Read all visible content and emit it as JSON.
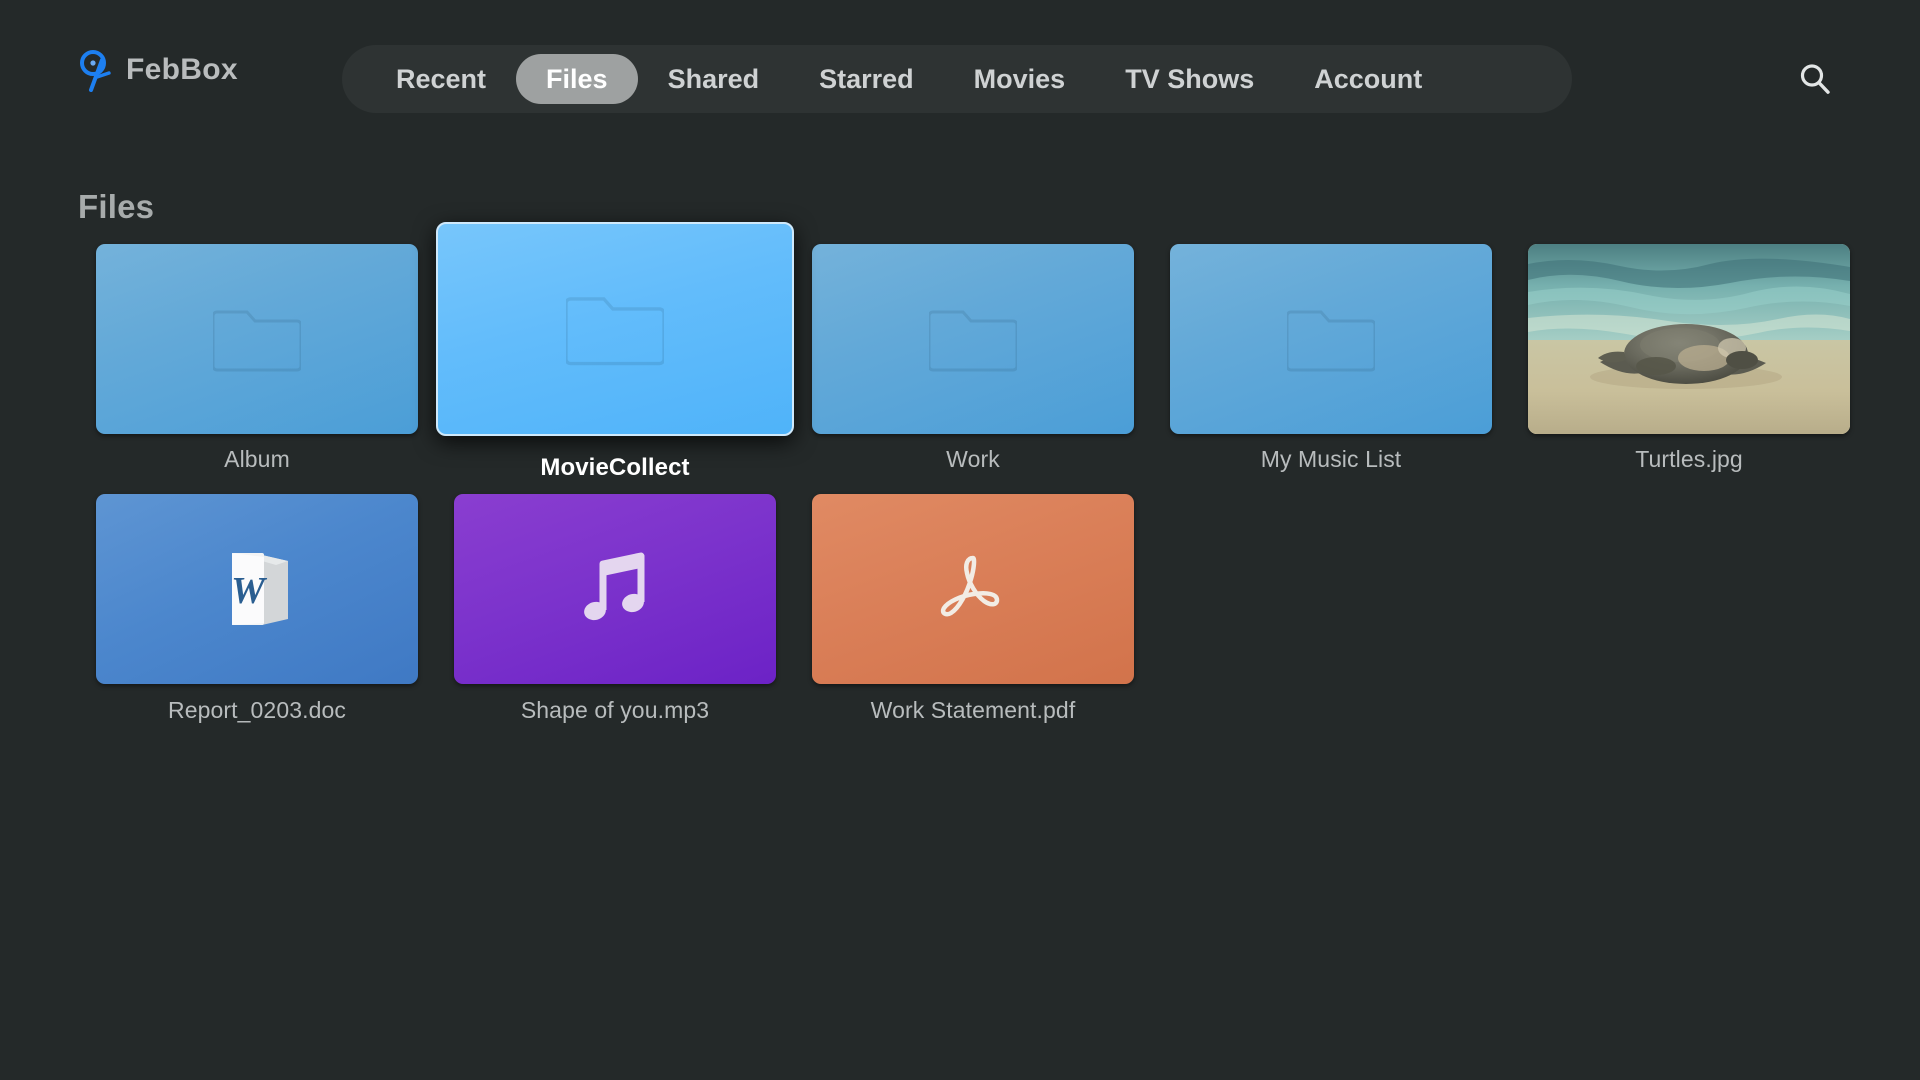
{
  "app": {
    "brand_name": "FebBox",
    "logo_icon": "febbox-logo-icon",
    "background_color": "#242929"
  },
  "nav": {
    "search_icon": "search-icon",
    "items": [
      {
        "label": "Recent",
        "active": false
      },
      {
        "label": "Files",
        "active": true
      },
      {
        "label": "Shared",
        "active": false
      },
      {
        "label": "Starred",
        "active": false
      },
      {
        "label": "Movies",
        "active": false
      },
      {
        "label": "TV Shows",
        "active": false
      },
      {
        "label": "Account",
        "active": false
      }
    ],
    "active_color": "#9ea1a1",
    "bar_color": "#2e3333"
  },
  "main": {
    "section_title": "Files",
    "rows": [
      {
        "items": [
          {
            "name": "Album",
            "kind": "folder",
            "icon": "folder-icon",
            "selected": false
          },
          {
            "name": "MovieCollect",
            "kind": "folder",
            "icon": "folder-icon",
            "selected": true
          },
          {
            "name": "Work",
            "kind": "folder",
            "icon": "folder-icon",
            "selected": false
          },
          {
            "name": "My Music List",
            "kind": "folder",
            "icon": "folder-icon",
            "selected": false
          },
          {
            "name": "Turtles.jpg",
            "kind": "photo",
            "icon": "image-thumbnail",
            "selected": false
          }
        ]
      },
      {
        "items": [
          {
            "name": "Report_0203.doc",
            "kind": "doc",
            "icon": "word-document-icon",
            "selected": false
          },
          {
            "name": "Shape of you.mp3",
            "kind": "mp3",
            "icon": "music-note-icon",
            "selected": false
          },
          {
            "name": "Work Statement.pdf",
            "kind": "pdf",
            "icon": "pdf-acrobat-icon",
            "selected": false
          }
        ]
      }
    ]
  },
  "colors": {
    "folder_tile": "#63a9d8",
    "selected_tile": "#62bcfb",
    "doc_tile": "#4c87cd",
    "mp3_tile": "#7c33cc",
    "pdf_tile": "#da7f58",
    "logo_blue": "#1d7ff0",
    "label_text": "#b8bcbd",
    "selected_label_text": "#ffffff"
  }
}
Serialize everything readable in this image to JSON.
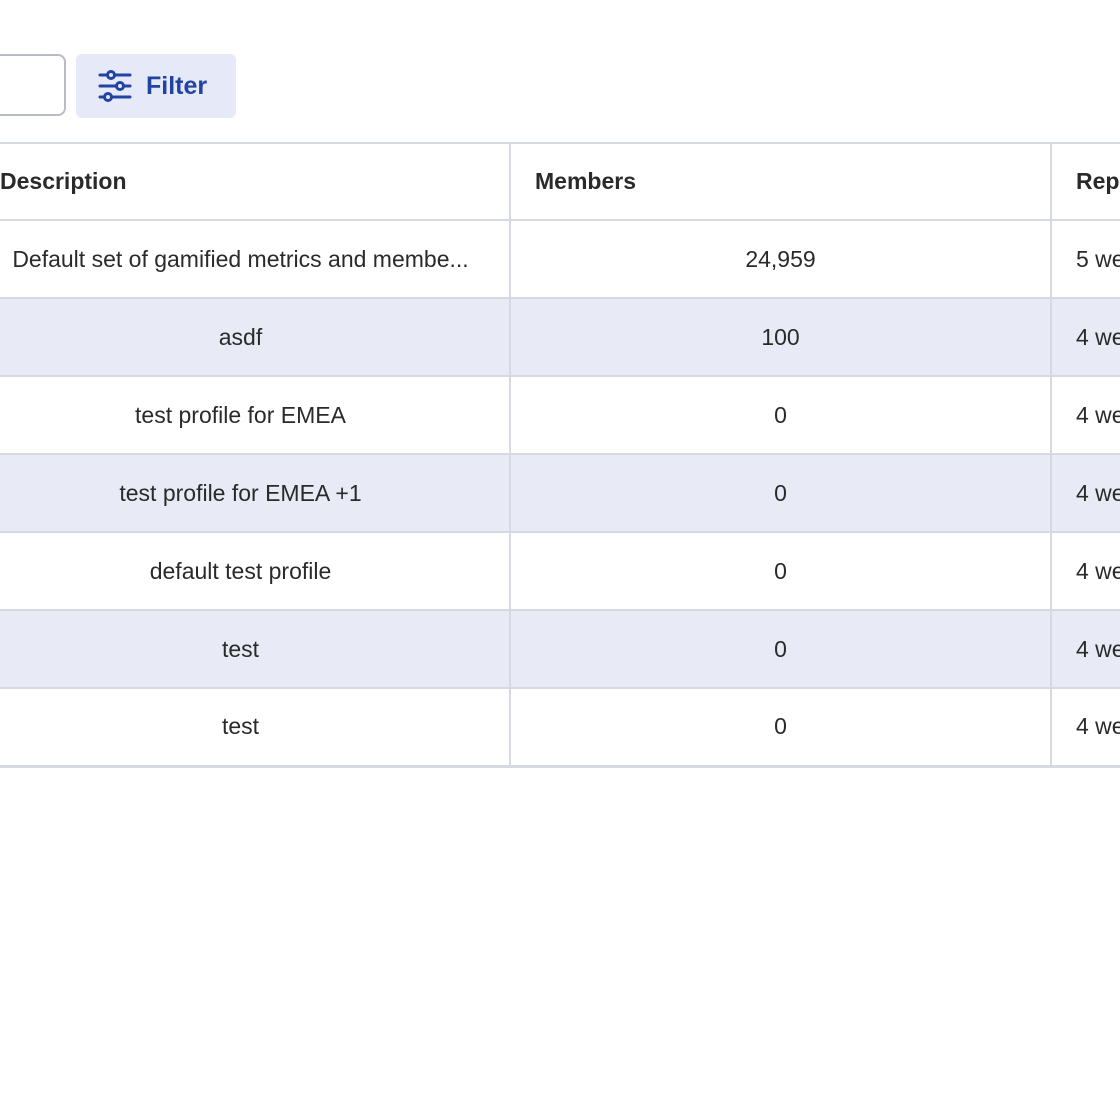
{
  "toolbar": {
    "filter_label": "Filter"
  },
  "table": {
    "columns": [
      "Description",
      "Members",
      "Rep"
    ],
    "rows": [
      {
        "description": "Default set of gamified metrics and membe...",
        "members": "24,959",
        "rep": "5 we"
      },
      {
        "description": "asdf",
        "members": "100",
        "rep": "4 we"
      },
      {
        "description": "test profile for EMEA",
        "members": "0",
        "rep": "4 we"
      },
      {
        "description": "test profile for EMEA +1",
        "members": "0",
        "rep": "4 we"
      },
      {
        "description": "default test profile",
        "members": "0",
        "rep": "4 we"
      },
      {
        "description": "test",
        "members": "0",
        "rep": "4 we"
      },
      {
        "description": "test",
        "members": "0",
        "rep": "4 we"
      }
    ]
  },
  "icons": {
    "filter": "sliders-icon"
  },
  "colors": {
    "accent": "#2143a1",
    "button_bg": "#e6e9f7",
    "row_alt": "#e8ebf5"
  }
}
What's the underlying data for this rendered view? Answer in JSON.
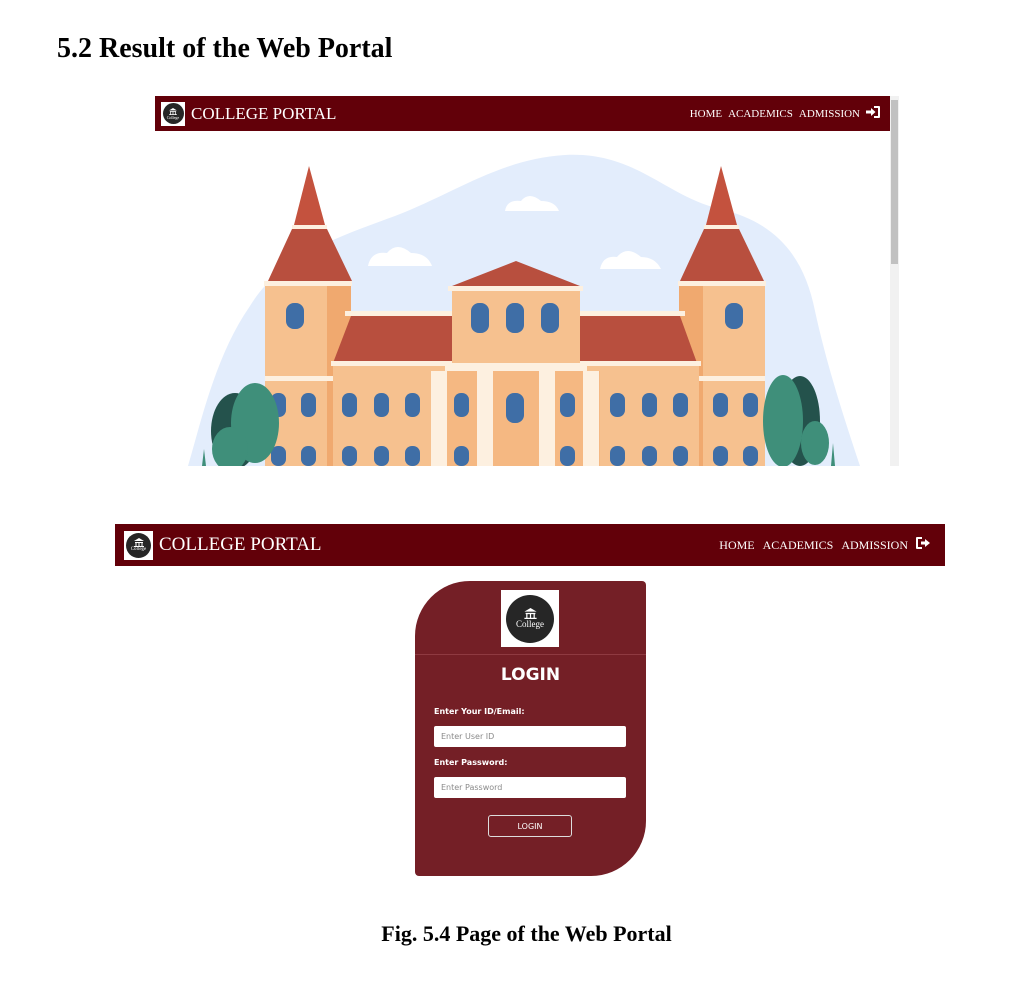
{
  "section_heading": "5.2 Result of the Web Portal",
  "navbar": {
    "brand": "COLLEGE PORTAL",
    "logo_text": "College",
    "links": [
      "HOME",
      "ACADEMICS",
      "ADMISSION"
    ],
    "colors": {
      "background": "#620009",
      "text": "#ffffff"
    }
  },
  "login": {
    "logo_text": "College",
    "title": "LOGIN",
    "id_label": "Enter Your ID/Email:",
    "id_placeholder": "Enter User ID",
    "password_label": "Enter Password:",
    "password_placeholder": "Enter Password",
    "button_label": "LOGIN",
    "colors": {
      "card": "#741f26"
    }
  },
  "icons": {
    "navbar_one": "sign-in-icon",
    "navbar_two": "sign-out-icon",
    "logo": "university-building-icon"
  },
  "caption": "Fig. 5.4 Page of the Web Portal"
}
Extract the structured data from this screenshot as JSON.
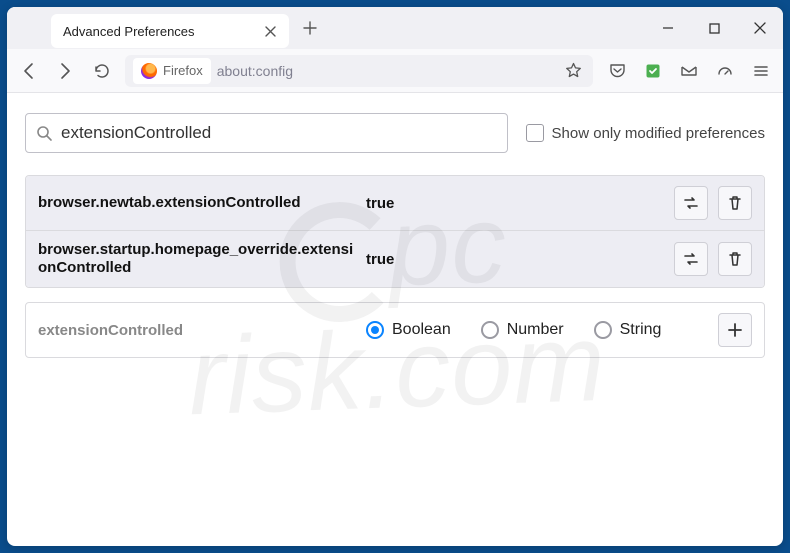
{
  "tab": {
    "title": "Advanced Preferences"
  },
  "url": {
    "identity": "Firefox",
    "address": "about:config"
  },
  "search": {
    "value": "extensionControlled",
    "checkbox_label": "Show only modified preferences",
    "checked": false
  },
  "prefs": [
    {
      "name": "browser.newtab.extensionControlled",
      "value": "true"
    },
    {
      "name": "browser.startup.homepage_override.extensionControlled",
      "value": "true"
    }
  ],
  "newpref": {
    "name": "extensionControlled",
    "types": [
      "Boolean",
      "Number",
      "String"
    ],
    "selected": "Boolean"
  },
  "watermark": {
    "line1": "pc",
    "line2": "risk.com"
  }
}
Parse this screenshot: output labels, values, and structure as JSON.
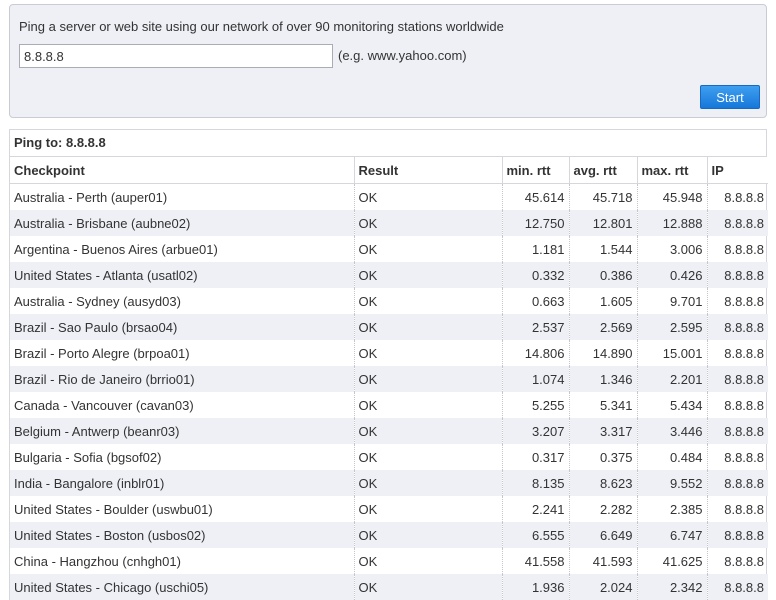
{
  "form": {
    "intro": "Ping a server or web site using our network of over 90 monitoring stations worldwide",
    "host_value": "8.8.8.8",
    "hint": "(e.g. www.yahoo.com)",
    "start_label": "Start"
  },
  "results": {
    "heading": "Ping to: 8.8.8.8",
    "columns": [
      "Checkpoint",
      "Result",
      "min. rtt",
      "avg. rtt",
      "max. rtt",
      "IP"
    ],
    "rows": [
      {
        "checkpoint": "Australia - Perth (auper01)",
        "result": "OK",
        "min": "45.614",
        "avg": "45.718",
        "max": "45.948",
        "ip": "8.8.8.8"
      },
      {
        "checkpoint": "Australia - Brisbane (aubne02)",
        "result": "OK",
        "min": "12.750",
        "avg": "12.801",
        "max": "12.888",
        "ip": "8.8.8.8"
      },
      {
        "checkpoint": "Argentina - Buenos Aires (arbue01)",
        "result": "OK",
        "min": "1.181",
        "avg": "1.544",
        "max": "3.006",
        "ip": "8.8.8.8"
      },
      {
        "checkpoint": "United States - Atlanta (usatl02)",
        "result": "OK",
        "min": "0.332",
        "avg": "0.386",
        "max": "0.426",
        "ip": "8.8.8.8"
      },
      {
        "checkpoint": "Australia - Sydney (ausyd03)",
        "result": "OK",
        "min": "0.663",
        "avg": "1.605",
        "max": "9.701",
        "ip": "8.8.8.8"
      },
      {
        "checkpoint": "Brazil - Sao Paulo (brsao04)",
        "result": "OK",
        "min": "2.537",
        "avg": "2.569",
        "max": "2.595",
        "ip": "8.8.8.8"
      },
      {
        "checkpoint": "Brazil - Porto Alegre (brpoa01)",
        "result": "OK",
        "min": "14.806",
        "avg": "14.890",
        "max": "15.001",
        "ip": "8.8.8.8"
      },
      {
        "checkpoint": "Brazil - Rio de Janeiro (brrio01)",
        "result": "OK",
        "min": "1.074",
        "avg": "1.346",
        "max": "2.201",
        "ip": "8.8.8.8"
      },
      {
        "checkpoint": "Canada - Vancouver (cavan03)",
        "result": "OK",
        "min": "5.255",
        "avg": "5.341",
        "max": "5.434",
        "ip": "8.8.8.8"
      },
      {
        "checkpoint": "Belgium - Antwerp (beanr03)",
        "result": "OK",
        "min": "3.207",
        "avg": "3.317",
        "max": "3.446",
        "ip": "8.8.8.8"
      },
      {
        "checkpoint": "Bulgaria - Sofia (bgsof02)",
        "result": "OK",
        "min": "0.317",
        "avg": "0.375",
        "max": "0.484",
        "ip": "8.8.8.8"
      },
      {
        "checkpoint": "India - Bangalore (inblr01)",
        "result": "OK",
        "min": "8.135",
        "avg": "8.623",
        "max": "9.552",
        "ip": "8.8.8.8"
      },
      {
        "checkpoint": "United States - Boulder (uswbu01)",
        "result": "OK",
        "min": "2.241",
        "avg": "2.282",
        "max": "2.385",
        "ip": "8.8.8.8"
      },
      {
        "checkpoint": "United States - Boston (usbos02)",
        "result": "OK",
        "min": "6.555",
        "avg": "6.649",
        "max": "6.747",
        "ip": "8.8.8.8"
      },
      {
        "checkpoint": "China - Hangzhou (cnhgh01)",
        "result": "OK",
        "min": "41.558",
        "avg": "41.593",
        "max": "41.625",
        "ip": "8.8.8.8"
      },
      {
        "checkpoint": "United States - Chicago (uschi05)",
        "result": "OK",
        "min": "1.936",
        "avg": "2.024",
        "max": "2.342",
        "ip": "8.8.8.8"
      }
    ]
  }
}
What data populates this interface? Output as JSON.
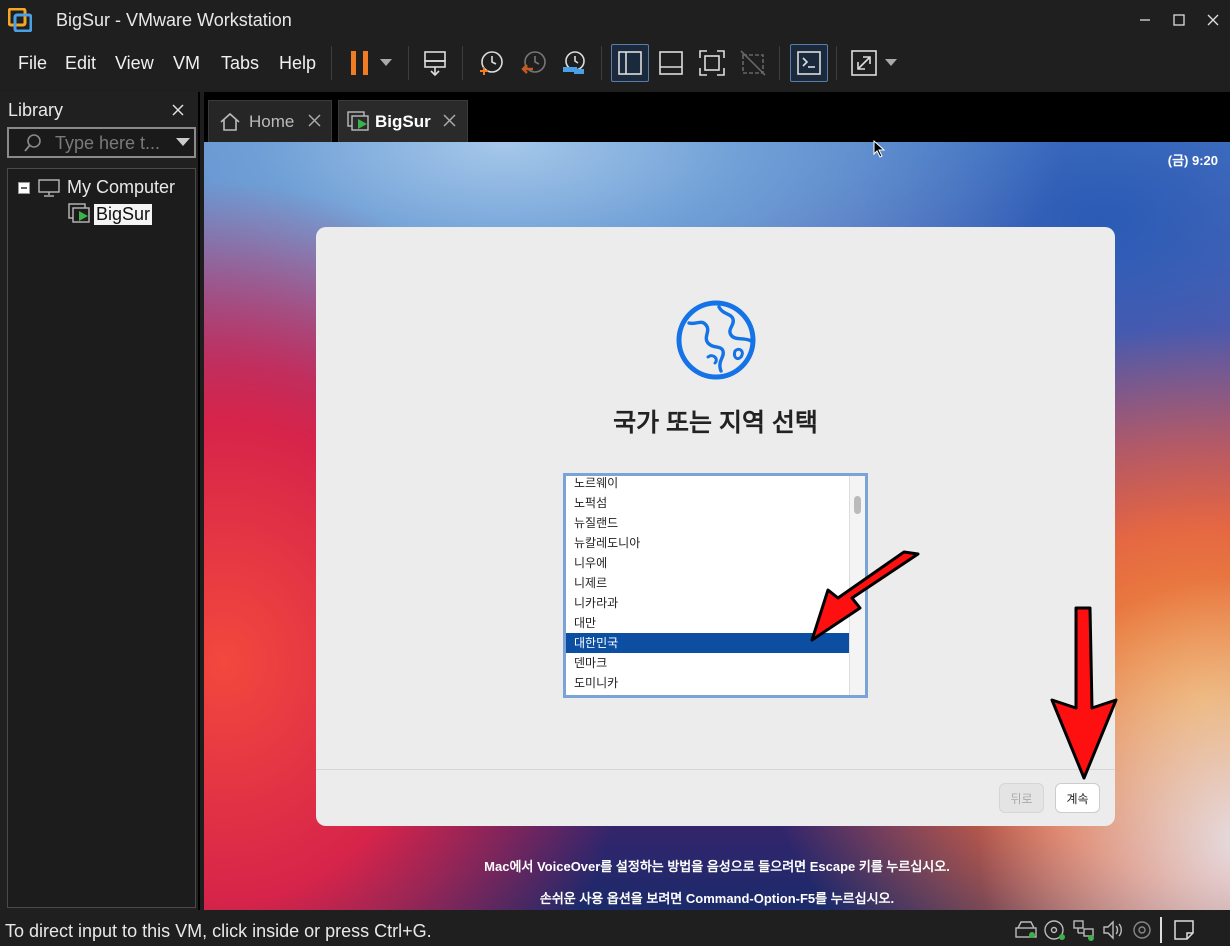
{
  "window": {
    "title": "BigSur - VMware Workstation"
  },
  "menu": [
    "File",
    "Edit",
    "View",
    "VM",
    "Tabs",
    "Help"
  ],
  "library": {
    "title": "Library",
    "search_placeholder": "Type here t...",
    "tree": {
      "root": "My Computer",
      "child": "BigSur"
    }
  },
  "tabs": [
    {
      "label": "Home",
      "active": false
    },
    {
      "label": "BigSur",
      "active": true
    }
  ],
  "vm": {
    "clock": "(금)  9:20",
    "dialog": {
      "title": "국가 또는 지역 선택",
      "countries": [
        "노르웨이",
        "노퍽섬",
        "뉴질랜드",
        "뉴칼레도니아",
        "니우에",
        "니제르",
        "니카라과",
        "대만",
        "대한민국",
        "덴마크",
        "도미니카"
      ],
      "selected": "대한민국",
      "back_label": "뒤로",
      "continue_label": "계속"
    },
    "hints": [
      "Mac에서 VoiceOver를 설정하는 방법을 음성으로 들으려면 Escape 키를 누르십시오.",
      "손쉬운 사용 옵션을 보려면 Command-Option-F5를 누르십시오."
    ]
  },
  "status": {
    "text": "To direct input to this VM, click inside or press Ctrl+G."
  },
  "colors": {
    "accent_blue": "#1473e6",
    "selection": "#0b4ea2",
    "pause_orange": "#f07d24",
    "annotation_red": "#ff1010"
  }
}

**YOUR INSTRUCTIONS**:
Display every line of the listing that contains the string "Enter".

**EXERCISE OUTPUT**:
    "id_label": "Enter Your ID/Email:",
    "id_placeholder": "Enter User ID",
    "password_label": "Enter Password:",
    "password_placeholder": "Enter Password",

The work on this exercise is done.